Do this
From the listing, collect all lines containing the word "color".

++++++++

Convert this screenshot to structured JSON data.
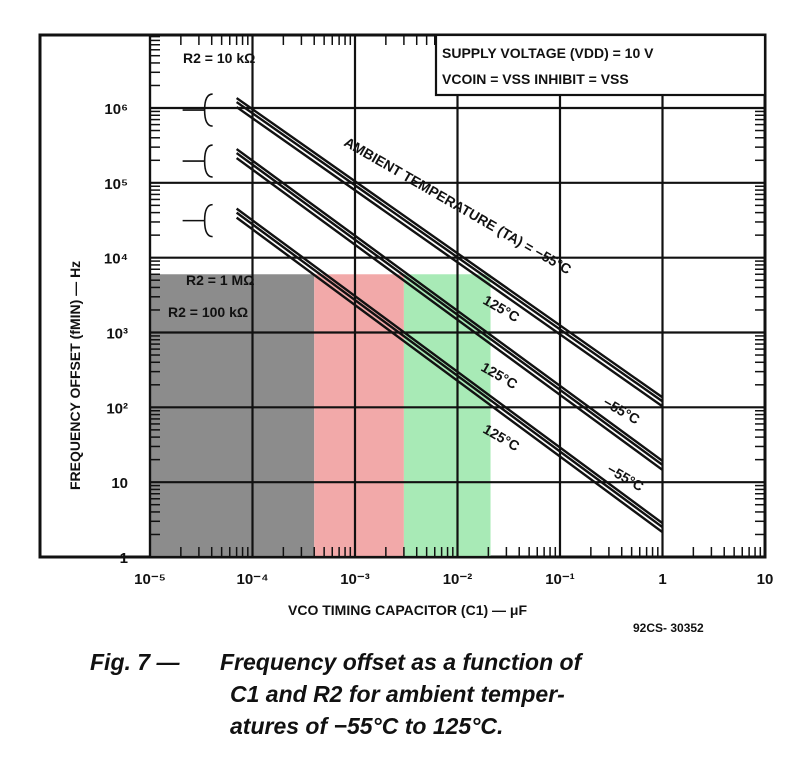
{
  "chart_data": {
    "type": "line",
    "xscale": "log",
    "yscale": "log",
    "xlim": [
      1e-05,
      10
    ],
    "ylim": [
      1,
      1000000
    ],
    "grid": true,
    "xlabel": "VCO TIMING CAPACITOR (C1) — μF",
    "ylabel": "FREQUENCY OFFSET (fMIN) — Hz",
    "x_ticks": [
      "10⁻⁵",
      "10⁻⁴",
      "10⁻³",
      "10⁻²",
      "10⁻¹",
      "1",
      "10"
    ],
    "y_ticks": [
      "1",
      "10",
      "10²",
      "10³",
      "10⁴",
      "10⁵",
      "10⁶"
    ],
    "conditions_line1": "SUPPLY VOLTAGE (VDD) = 10 V",
    "conditions_line2": "VCOIN = VSS    INHIBIT = VSS",
    "temperature_label": "AMBIENT TEMPERATURE (TA) = −55°C",
    "series": [
      {
        "name": "R2 = 10 kΩ",
        "x": [
          7e-05,
          1
        ],
        "y": [
          1200000,
          120
        ],
        "hot_label": "",
        "cold_label": "−55°C"
      },
      {
        "name": "R2 = 100 kΩ",
        "x": [
          7e-05,
          1
        ],
        "y": [
          250000,
          17
        ],
        "hot_label": "125°C",
        "cold_label": "−55°C"
      },
      {
        "name": "R2 = 1 MΩ",
        "x": [
          7e-05,
          1
        ],
        "y": [
          40000,
          2.5
        ],
        "hot_label": "125°C",
        "cold_label": "−55°C"
      }
    ],
    "extra_labels": [
      "125°C"
    ],
    "shaded_bands": [
      {
        "color": "#8c8c8c",
        "x": [
          1e-05,
          0.0004
        ],
        "y": [
          1,
          6000
        ]
      },
      {
        "color": "#f2a9a9",
        "x": [
          0.0004,
          0.003
        ],
        "y": [
          1,
          6000
        ]
      },
      {
        "color": "#a8eab6",
        "x": [
          0.003,
          0.021
        ],
        "y": [
          1,
          6000
        ]
      }
    ],
    "figure_code": "92CS- 30352"
  },
  "caption": {
    "label": "Fig. 7  —",
    "line1": "Frequency offset as a function of",
    "line2": "C1 and R2 for ambient temper-",
    "line3": "atures of −55°C to 125°C."
  }
}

++++++++

The reply
        "color": "#8c8c8c",
        "color": "#f2a9a9",
        "color": "#a8eab6",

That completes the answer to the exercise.